-- Begin --

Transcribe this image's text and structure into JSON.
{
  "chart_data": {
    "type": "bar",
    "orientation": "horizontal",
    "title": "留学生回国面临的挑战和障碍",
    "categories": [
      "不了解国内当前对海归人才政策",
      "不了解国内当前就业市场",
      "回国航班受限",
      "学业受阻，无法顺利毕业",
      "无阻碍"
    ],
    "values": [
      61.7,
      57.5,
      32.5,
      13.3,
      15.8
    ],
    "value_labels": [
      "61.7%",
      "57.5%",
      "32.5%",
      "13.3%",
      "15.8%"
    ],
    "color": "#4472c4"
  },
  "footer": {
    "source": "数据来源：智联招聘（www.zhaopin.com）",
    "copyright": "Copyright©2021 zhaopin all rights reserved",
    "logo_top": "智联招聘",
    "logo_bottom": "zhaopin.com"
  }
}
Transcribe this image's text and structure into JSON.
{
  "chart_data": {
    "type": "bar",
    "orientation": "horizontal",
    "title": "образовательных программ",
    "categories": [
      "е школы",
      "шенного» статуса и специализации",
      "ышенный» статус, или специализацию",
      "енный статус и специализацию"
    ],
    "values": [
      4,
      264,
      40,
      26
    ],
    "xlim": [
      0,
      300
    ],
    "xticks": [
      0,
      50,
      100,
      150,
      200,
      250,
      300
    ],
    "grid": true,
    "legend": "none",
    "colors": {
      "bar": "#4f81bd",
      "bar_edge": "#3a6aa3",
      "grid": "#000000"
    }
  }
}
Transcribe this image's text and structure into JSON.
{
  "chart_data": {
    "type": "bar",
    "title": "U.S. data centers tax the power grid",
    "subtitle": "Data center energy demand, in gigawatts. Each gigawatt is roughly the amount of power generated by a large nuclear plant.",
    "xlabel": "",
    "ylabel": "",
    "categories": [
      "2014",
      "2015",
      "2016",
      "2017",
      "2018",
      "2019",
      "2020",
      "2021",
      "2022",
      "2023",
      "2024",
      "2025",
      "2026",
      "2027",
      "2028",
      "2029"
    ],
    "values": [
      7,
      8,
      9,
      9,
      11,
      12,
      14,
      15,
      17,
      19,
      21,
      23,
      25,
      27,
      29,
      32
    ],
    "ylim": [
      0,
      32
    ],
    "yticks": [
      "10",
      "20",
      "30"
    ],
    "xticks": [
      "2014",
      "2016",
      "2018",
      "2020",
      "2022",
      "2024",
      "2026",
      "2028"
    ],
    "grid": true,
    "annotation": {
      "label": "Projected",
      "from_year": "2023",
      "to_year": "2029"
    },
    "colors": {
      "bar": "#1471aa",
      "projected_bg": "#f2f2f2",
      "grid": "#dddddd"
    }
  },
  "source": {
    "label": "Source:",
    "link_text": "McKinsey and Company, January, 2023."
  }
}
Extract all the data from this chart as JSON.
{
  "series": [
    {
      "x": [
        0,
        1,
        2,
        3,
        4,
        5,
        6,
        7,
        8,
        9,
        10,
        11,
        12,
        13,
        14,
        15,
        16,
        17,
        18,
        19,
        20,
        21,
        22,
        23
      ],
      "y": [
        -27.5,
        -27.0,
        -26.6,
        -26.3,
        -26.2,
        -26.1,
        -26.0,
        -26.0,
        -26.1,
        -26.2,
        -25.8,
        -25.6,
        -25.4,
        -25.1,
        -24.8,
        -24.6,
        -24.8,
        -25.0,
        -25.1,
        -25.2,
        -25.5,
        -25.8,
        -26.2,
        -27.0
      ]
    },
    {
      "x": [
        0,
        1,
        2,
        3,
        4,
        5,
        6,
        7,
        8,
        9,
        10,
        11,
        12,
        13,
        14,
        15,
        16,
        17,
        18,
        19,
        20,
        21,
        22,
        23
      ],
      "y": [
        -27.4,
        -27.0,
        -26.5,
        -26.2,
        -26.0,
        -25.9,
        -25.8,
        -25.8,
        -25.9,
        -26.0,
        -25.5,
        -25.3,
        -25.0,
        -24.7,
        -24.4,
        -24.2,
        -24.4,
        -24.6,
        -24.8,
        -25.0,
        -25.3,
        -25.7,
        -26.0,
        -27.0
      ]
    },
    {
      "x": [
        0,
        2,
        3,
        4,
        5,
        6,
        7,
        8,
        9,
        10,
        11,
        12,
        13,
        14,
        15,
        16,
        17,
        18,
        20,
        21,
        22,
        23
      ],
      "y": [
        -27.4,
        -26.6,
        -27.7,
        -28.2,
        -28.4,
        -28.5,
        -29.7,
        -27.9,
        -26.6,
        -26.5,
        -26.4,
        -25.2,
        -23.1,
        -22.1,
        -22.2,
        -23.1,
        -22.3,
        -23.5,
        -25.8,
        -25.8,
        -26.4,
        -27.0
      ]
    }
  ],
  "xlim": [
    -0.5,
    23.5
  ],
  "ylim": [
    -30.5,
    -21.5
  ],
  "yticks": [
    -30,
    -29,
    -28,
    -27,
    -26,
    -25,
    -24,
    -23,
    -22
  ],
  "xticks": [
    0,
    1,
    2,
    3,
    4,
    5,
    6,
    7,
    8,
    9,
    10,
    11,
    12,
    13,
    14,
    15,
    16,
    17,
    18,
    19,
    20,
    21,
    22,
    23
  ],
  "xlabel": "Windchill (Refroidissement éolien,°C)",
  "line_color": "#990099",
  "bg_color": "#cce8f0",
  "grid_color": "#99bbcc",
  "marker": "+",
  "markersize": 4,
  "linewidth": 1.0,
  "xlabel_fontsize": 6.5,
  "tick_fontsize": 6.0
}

-- End --

Output an exact copy of each record.

Transcribe this image's text and structure into JSON.
{
  "chart_data": {
    "type": "bar",
    "orientation": "horizontal",
    "title": "留学生回国面临的挑战和障碍",
    "categories": [
      "不了解国内当前对海归人才政策",
      "不了解国内当前就业市场",
      "回国航班受限",
      "学业受阻，无法顺利毕业",
      "无阻碍"
    ],
    "values": [
      61.7,
      57.5,
      32.5,
      13.3,
      15.8
    ],
    "value_labels": [
      "61.7%",
      "57.5%",
      "32.5%",
      "13.3%",
      "15.8%"
    ],
    "color": "#4472c4"
  },
  "footer": {
    "source": "数据来源：智联招聘（www.zhaopin.com）",
    "copyright": "Copyright©2021 zhaopin all rights reserved",
    "logo_top": "智联招聘",
    "logo_bottom": "zhaopin.com"
  }
}
Transcribe this image's text and structure into JSON.
{
  "chart_data": {
    "type": "bar",
    "orientation": "horizontal",
    "title": "образовательных программ",
    "categories": [
      "е школы",
      "шенного» статуса и специализации",
      "ышенный» статус, или специализацию",
      "енный статус и специализацию"
    ],
    "values": [
      4,
      264,
      40,
      26
    ],
    "xlim": [
      0,
      300
    ],
    "xticks": [
      0,
      50,
      100,
      150,
      200,
      250,
      300
    ],
    "grid": true,
    "legend": "none",
    "colors": {
      "bar": "#4f81bd",
      "bar_edge": "#3a6aa3",
      "grid": "#000000"
    }
  }
}
Transcribe this image's text and structure into JSON.
{
  "chart_data": {
    "type": "bar",
    "title": "U.S. data centers tax the power grid",
    "subtitle": "Data center energy demand, in gigawatts. Each gigawatt is roughly the amount of power generated by a large nuclear plant.",
    "xlabel": "",
    "ylabel": "",
    "categories": [
      "2014",
      "2015",
      "2016",
      "2017",
      "2018",
      "2019",
      "2020",
      "2021",
      "2022",
      "2023",
      "2024",
      "2025",
      "2026",
      "2027",
      "2028",
      "2029"
    ],
    "values": [
      7,
      8,
      9,
      9,
      11,
      12,
      14,
      15,
      17,
      19,
      21,
      23,
      25,
      27,
      29,
      32
    ],
    "ylim": [
      0,
      32
    ],
    "yticks": [
      "10",
      "20",
      "30"
    ],
    "xticks": [
      "2014",
      "2016",
      "2018",
      "2020",
      "2022",
      "2024",
      "2026",
      "2028"
    ],
    "grid": true,
    "annotation": {
      "label": "Projected",
      "from_year": "2023",
      "to_year": "2029"
    },
    "colors": {
      "bar": "#1471aa",
      "projected_bg": "#f2f2f2",
      "grid": "#dddddd"
    }
  },
  "source": {
    "label": "Source:",
    "link_text": "McKinsey and Company, January, 2023."
  }
}
Extract all the data from this chart as JSON.
{
  "series": [
    {
      "x": [
        0,
        1,
        2,
        3,
        4,
        5,
        6,
        7,
        8,
        9,
        10,
        11,
        12,
        13,
        14,
        15,
        16,
        17,
        18,
        19,
        20,
        21,
        22,
        23
      ],
      "y": [
        -27.5,
        -27.0,
        -26.6,
        -26.3,
        -26.2,
        -26.1,
        -26.0,
        -26.0,
        -26.1,
        -26.2,
        -25.8,
        -25.6,
        -25.4,
        -25.1,
        -24.8,
        -24.6,
        -24.8,
        -25.0,
        -25.1,
        -25.2,
        -25.5,
        -25.8,
        -26.2,
        -27.0
      ]
    },
    {
      "x": [
        0,
        1,
        2,
        3,
        4,
        5,
        6,
        7,
        8,
        9,
        10,
        11,
        12,
        13,
        14,
        15,
        16,
        17,
        18,
        19,
        20,
        21,
        22,
        23
      ],
      "y": [
        -27.4,
        -27.0,
        -26.5,
        -26.2,
        -26.0,
        -25.9,
        -25.8,
        -25.8,
        -25.9,
        -26.0,
        -25.5,
        -25.3,
        -25.0,
        -24.7,
        -24.4,
        -24.2,
        -24.4,
        -24.6,
        -24.8,
        -25.0,
        -25.3,
        -25.7,
        -26.0,
        -27.0
      ]
    },
    {
      "x": [
        0,
        2,
        3,
        4,
        5,
        6,
        7,
        8,
        9,
        10,
        11,
        12,
        13,
        14,
        15,
        16,
        17,
        18,
        20,
        21,
        22,
        23
      ],
      "y": [
        -27.4,
        -26.6,
        -27.7,
        -28.2,
        -28.4,
        -28.5,
        -29.7,
        -27.9,
        -26.6,
        -26.5,
        -26.4,
        -25.2,
        -23.1,
        -22.1,
        -22.2,
        -23.1,
        -22.3,
        -23.5,
        -25.8,
        -25.8,
        -26.4,
        -27.0
      ]
    }
  ],
  "xlim": [
    -0.5,
    23.5
  ],
  "ylim": [
    -30.5,
    -21.5
  ],
  "yticks": [
    -30,
    -29,
    -28,
    -27,
    -26,
    -25,
    -24,
    -23,
    -22
  ],
  "xticks": [
    0,
    1,
    2,
    3,
    4,
    5,
    6,
    7,
    8,
    9,
    10,
    11,
    12,
    13,
    14,
    15,
    16,
    17,
    18,
    19,
    20,
    21,
    22,
    23
  ],
  "xlabel": "Windchill (Refroidissement éolien,°C)",
  "line_color": "#990099",
  "bg_color": "#cce8f0",
  "grid_color": "#99bbcc",
  "marker": "+",
  "markersize": 4,
  "linewidth": 1.0,
  "xlabel_fontsize": 6.5,
  "tick_fontsize": 6.0
}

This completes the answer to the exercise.